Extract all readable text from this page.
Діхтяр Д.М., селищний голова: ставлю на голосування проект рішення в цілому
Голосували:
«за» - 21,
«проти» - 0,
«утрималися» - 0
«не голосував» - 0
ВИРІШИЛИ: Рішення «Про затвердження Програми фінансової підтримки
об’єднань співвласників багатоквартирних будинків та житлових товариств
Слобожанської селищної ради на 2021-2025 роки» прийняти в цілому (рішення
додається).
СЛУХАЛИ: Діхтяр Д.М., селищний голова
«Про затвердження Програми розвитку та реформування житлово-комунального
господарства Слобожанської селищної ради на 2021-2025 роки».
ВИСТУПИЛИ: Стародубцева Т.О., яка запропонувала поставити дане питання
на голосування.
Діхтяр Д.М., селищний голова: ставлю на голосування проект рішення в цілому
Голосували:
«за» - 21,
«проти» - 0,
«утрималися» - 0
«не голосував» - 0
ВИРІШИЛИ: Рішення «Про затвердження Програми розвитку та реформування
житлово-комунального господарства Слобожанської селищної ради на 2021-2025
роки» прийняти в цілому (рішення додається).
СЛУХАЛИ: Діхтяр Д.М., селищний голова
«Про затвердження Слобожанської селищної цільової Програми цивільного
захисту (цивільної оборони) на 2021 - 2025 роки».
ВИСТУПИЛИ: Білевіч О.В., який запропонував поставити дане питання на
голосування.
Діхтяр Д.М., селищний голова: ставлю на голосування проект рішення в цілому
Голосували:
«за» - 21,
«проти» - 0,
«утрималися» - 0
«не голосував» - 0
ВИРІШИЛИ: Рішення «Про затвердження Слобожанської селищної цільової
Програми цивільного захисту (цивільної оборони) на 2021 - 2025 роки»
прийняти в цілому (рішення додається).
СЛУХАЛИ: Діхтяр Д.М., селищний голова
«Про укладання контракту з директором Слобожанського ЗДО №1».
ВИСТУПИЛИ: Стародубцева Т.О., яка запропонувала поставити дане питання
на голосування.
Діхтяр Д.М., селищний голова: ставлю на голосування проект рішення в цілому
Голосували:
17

--

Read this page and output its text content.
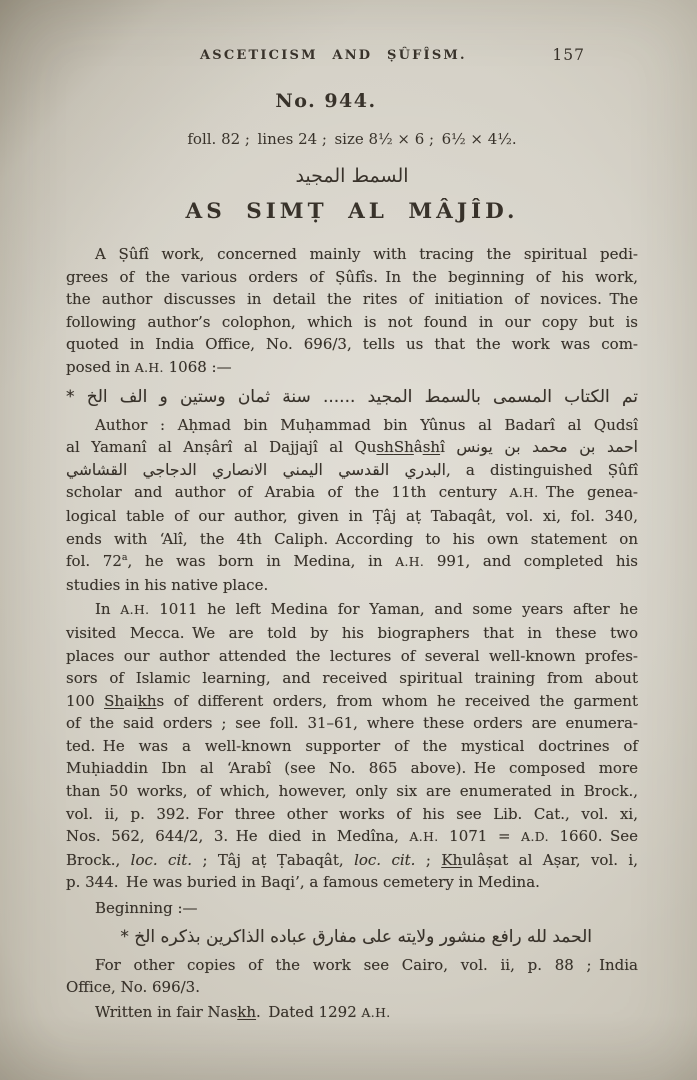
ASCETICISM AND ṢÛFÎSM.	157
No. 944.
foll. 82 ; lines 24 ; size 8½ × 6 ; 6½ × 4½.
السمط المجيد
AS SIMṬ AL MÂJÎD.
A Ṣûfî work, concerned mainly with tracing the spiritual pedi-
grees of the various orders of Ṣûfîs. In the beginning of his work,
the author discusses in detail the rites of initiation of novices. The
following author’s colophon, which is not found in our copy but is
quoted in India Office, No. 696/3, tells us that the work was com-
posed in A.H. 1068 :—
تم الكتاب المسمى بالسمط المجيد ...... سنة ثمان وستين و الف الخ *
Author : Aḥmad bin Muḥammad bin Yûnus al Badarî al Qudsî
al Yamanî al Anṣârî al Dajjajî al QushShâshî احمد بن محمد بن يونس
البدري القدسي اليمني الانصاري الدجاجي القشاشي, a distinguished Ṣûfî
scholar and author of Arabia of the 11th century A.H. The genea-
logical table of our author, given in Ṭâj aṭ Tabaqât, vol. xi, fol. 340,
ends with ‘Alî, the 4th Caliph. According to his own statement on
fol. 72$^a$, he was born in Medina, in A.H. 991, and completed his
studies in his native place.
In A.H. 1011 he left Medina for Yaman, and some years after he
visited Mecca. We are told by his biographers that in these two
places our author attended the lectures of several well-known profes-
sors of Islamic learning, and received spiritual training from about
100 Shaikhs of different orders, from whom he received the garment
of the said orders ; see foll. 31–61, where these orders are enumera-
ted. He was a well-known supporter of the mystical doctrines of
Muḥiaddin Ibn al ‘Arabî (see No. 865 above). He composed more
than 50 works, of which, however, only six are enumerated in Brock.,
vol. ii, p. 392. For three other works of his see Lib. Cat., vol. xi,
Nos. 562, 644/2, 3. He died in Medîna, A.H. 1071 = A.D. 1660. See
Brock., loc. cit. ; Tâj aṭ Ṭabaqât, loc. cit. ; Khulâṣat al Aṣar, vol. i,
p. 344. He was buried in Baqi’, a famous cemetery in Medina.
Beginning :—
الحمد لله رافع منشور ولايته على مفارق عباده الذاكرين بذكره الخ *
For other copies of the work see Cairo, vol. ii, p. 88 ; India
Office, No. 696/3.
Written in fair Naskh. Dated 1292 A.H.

--

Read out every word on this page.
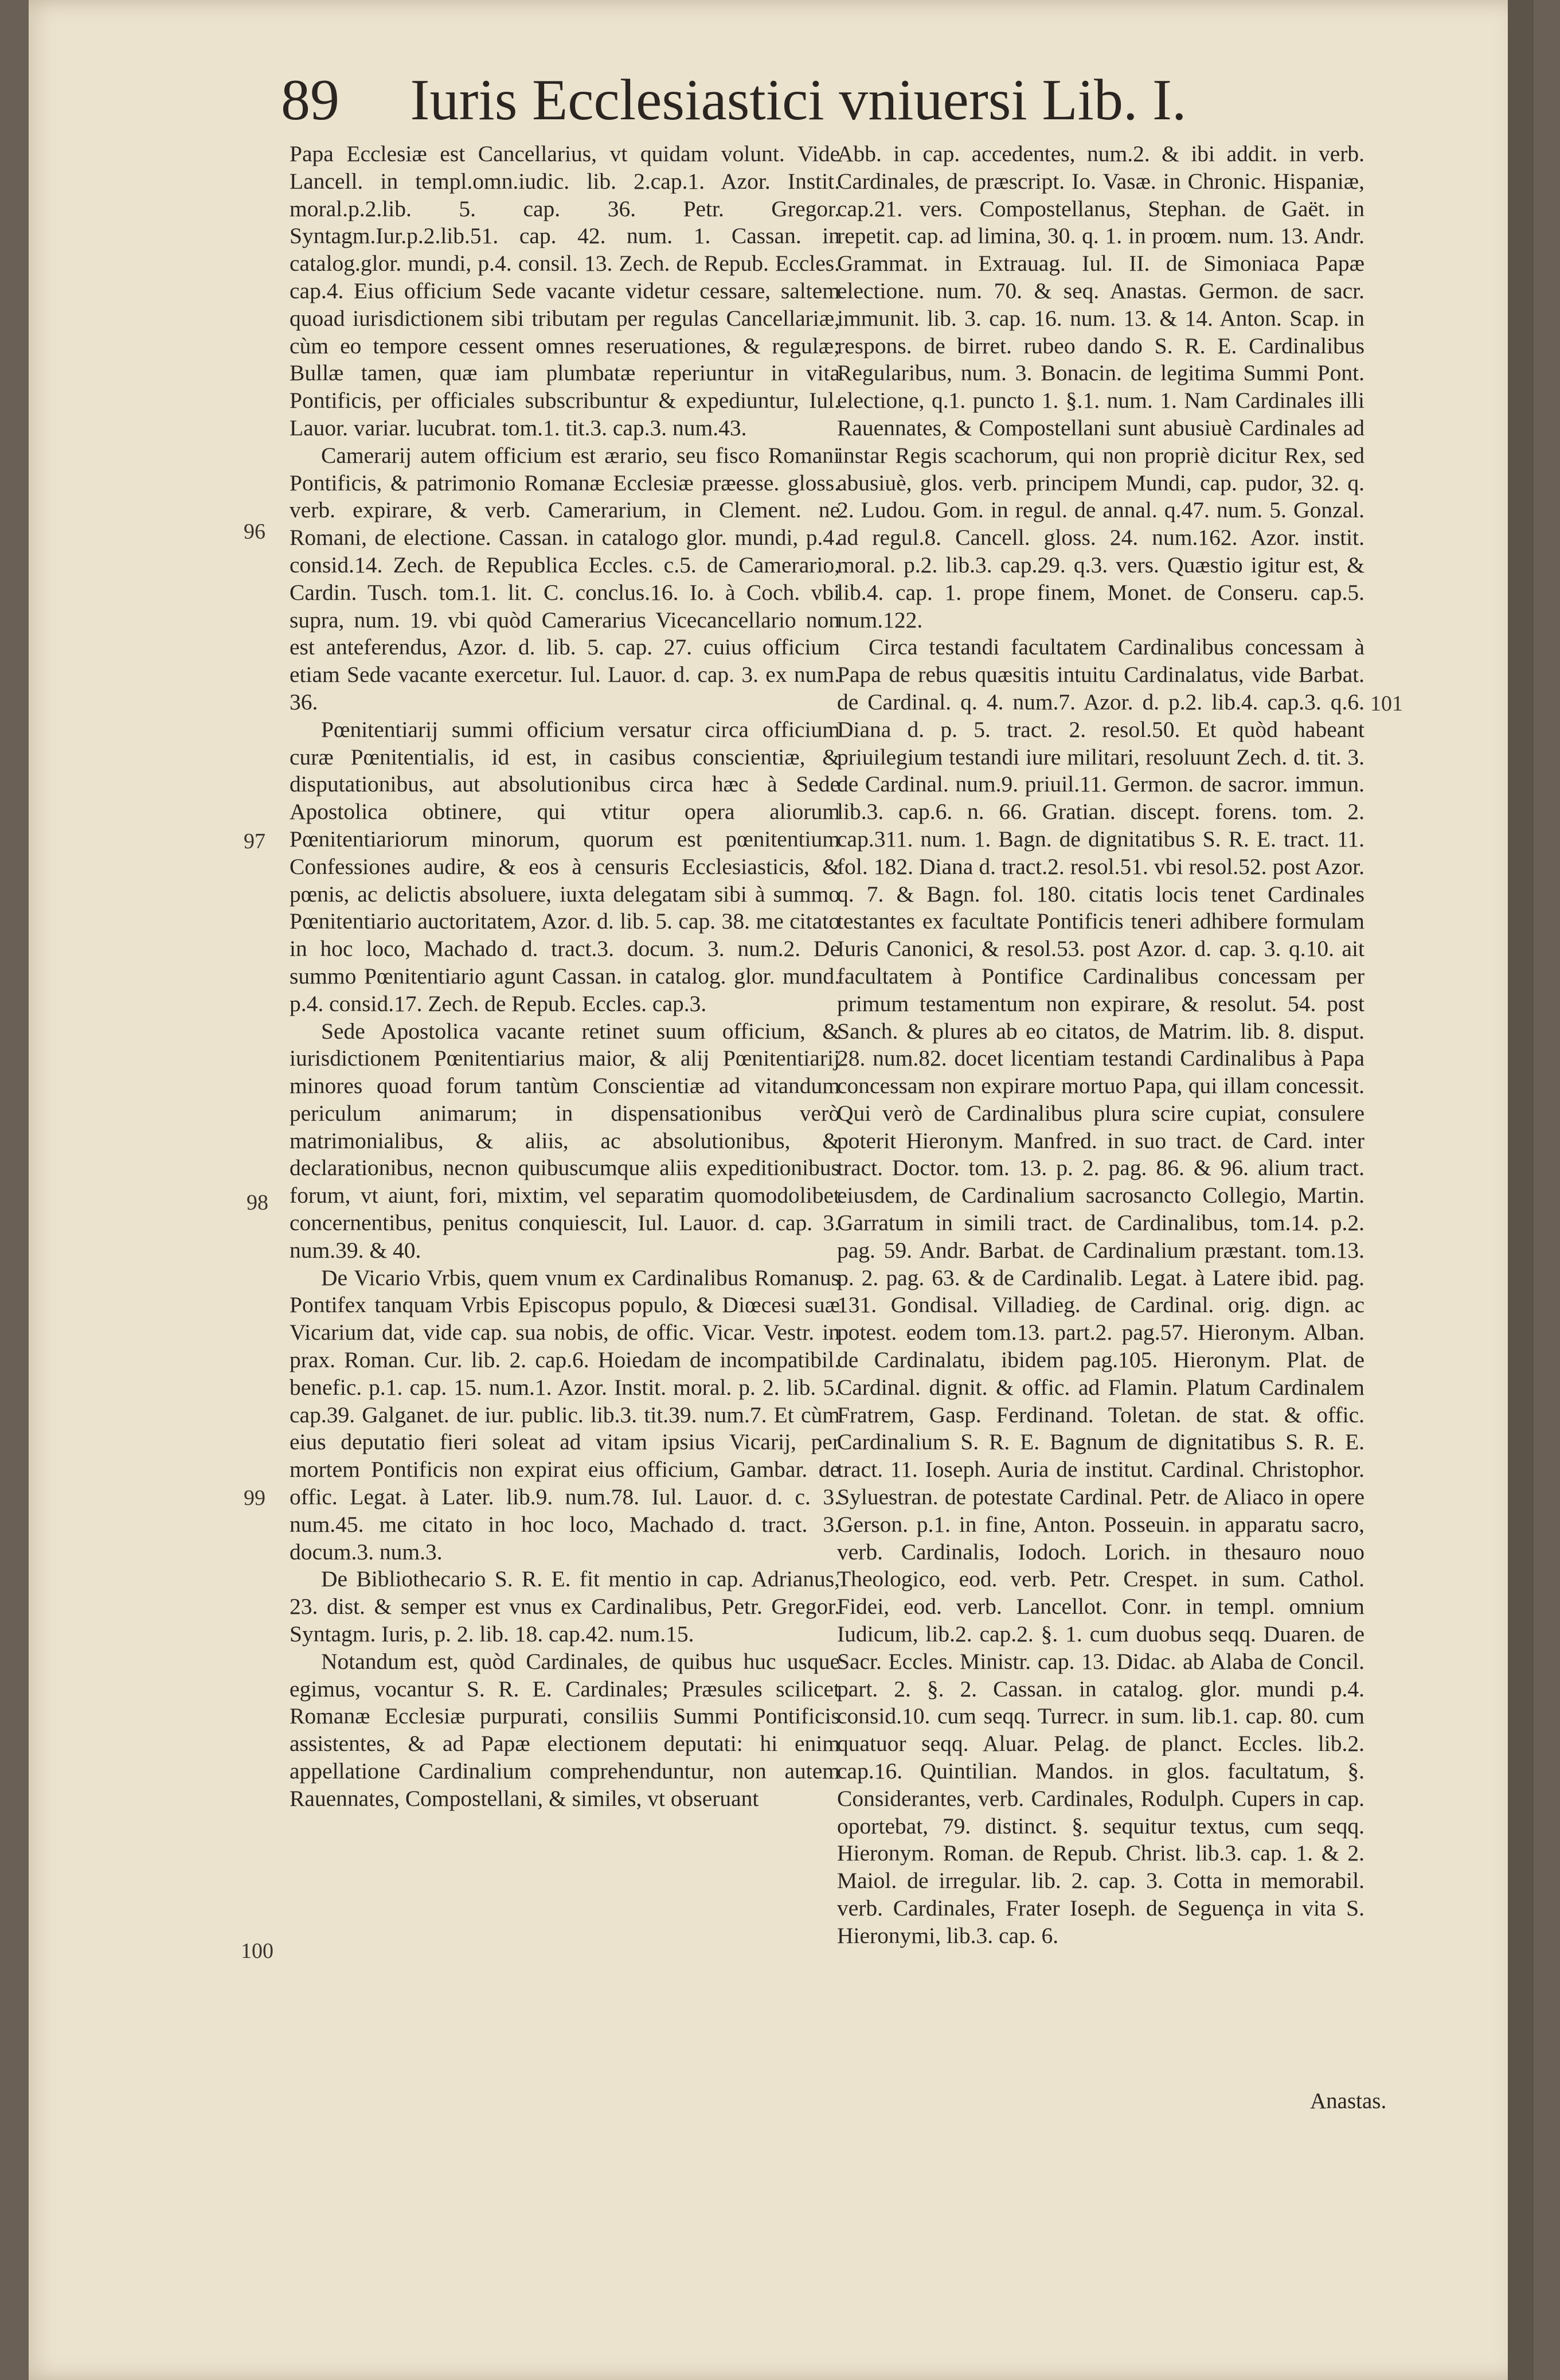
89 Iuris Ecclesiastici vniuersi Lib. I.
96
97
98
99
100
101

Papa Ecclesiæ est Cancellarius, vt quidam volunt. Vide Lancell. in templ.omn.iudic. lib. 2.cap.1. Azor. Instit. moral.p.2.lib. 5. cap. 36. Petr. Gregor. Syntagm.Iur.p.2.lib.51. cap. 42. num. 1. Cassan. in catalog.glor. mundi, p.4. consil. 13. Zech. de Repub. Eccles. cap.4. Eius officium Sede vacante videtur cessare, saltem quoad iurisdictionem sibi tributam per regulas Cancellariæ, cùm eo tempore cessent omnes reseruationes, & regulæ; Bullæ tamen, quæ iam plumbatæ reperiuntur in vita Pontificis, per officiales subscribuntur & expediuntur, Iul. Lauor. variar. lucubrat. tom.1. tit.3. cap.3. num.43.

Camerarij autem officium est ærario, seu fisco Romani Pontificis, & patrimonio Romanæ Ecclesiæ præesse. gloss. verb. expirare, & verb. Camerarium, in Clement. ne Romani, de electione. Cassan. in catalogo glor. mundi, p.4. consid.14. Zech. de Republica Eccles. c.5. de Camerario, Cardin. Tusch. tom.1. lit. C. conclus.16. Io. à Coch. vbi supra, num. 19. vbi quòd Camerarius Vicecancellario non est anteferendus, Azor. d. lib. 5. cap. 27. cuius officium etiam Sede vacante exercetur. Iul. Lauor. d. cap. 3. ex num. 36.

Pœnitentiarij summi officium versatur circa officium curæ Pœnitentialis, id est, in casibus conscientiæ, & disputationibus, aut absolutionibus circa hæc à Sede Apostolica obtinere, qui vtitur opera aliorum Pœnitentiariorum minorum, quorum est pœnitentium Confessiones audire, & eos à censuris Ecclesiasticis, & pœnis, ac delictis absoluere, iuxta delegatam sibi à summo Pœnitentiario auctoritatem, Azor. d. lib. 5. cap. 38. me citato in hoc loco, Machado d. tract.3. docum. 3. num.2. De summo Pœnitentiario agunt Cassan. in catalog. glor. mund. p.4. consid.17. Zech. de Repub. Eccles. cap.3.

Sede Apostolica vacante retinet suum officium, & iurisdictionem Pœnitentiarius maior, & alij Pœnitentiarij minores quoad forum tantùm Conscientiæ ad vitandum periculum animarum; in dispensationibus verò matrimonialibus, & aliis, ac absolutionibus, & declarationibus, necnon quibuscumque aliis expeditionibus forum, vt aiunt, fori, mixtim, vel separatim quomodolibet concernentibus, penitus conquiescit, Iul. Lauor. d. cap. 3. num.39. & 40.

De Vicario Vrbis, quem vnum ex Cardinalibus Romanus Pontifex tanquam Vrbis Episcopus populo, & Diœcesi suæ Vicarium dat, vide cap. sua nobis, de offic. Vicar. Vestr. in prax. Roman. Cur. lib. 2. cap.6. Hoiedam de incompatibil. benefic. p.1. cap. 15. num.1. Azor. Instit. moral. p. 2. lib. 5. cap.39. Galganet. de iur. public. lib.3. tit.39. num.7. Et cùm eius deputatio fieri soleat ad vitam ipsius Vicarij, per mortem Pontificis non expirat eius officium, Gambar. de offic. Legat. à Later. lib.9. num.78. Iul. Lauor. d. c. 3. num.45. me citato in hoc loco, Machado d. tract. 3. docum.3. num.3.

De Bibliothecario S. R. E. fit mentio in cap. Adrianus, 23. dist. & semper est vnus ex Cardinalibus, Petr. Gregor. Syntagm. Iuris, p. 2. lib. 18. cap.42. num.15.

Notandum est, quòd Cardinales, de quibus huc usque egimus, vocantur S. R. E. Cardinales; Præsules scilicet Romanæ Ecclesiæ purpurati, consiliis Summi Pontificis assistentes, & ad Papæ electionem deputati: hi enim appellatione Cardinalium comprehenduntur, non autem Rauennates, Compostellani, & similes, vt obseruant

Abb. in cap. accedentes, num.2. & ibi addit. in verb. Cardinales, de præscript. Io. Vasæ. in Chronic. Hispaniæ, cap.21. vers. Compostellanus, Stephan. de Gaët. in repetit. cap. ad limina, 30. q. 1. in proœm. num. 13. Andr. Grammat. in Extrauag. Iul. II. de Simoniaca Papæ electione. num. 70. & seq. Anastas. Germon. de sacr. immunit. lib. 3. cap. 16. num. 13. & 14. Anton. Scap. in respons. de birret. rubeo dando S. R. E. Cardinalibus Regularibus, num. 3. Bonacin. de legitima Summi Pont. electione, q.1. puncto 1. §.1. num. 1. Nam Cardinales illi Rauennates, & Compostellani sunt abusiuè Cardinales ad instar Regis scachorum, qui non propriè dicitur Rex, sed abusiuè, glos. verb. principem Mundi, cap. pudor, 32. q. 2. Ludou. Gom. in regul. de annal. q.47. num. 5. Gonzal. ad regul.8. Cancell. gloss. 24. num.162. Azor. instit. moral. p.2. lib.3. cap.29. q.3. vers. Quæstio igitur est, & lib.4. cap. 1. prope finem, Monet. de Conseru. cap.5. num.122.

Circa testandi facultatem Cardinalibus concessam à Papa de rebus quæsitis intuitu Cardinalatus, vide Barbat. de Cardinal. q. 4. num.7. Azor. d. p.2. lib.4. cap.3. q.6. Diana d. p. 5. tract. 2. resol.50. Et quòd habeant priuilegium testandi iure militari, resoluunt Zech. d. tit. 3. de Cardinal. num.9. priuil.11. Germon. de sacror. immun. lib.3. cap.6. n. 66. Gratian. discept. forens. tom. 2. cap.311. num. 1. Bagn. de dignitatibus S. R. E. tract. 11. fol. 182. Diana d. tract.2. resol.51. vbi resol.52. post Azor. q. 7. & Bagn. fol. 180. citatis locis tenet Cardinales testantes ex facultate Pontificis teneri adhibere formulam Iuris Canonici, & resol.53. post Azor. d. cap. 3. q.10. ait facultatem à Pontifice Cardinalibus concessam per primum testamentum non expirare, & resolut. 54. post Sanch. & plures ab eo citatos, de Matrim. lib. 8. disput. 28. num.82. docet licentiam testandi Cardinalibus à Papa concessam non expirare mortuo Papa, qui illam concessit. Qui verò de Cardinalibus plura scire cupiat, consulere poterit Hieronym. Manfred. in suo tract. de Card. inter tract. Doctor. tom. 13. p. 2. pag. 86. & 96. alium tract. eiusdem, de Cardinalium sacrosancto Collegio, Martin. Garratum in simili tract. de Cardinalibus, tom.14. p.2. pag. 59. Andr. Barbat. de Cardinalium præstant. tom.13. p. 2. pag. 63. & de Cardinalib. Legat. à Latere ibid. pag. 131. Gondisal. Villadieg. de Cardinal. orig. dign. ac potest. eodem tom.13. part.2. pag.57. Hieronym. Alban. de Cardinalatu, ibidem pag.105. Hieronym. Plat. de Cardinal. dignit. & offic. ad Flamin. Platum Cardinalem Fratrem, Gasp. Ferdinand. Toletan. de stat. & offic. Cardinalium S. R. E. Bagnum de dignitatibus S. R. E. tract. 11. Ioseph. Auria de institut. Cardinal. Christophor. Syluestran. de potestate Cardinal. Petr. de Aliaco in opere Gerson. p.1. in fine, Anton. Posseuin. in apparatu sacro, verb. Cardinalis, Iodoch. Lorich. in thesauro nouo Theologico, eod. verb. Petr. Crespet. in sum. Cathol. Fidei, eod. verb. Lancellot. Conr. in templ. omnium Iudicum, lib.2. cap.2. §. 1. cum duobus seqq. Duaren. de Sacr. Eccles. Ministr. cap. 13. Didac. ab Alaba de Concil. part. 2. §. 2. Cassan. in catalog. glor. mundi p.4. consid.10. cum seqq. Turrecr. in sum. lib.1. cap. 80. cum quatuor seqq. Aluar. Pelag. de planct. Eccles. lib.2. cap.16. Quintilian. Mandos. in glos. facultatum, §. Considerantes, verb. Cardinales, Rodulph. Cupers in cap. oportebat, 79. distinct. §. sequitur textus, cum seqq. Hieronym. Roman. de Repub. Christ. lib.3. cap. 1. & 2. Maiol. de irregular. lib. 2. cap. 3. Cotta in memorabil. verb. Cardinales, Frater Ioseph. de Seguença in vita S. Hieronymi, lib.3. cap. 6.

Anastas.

Written task: Pull every line containing the word "المجيد" out of the material and copy it.

In response:
السمط المجيد
تم الكتاب المسمى بالسمط المجيد ...... سنة ثمان وستين و الف الخ *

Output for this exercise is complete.